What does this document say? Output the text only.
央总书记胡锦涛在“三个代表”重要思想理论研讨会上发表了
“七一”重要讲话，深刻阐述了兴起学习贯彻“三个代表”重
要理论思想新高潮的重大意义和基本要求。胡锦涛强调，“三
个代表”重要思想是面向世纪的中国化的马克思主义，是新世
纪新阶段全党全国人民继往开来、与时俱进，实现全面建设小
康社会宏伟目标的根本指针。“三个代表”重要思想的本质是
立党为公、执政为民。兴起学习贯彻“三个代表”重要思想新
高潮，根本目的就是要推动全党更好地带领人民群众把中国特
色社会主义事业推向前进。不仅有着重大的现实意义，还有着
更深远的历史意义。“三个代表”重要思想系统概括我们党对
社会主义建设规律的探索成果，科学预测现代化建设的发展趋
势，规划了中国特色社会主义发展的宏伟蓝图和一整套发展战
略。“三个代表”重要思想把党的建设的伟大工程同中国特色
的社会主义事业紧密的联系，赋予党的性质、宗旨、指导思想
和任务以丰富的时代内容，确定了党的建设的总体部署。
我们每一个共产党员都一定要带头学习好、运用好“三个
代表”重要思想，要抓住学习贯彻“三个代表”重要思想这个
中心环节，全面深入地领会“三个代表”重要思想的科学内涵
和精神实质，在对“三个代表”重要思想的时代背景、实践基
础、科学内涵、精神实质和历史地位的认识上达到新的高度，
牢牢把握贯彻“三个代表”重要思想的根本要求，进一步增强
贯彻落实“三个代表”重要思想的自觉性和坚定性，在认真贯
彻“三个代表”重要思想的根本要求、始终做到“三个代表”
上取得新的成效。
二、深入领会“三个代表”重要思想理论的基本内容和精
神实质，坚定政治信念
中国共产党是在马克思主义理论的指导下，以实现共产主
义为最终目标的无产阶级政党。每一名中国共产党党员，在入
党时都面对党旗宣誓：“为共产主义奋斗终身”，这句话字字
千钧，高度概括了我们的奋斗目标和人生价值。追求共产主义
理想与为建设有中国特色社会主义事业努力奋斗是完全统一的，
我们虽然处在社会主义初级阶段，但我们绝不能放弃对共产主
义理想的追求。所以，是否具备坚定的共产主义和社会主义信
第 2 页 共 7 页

━━━━

▶ Exercise goal
All of the data must be returned exactly.

▶ Final answer
What does this document say? Output the text only.
央总书记胡锦涛在“三个代表”重要思想理论研讨会上发表了
“七一”重要讲话，深刻阐述了兴起学习贯彻“三个代表”重
要理论思想新高潮的重大意义和基本要求。胡锦涛强调，“三
个代表”重要思想是面向世纪的中国化的马克思主义，是新世
纪新阶段全党全国人民继往开来、与时俱进，实现全面建设小
康社会宏伟目标的根本指针。“三个代表”重要思想的本质是
立党为公、执政为民。兴起学习贯彻“三个代表”重要思想新
高潮，根本目的就是要推动全党更好地带领人民群众把中国特
色社会主义事业推向前进。不仅有着重大的现实意义，还有着
更深远的历史意义。“三个代表”重要思想系统概括我们党对
社会主义建设规律的探索成果，科学预测现代化建设的发展趋
势，规划了中国特色社会主义发展的宏伟蓝图和一整套发展战
略。“三个代表”重要思想把党的建设的伟大工程同中国特色
的社会主义事业紧密的联系，赋予党的性质、宗旨、指导思想
和任务以丰富的时代内容，确定了党的建设的总体部署。
我们每一个共产党员都一定要带头学习好、运用好“三个
代表”重要思想，要抓住学习贯彻“三个代表”重要思想这个
中心环节，全面深入地领会“三个代表”重要思想的科学内涵
和精神实质，在对“三个代表”重要思想的时代背景、实践基
础、科学内涵、精神实质和历史地位的认识上达到新的高度，
牢牢把握贯彻“三个代表”重要思想的根本要求，进一步增强
贯彻落实“三个代表”重要思想的自觉性和坚定性，在认真贯
彻“三个代表”重要思想的根本要求、始终做到“三个代表”
上取得新的成效。
二、深入领会“三个代表”重要思想理论的基本内容和精
神实质，坚定政治信念
中国共产党是在马克思主义理论的指导下，以实现共产主
义为最终目标的无产阶级政党。每一名中国共产党党员，在入
党时都面对党旗宣誓：“为共产主义奋斗终身”，这句话字字
千钧，高度概括了我们的奋斗目标和人生价值。追求共产主义
理想与为建设有中国特色社会主义事业努力奋斗是完全统一的，
我们虽然处在社会主义初级阶段，但我们绝不能放弃对共产主
义理想的追求。所以，是否具备坚定的共产主义和社会主义信
第 2 页 共 7 页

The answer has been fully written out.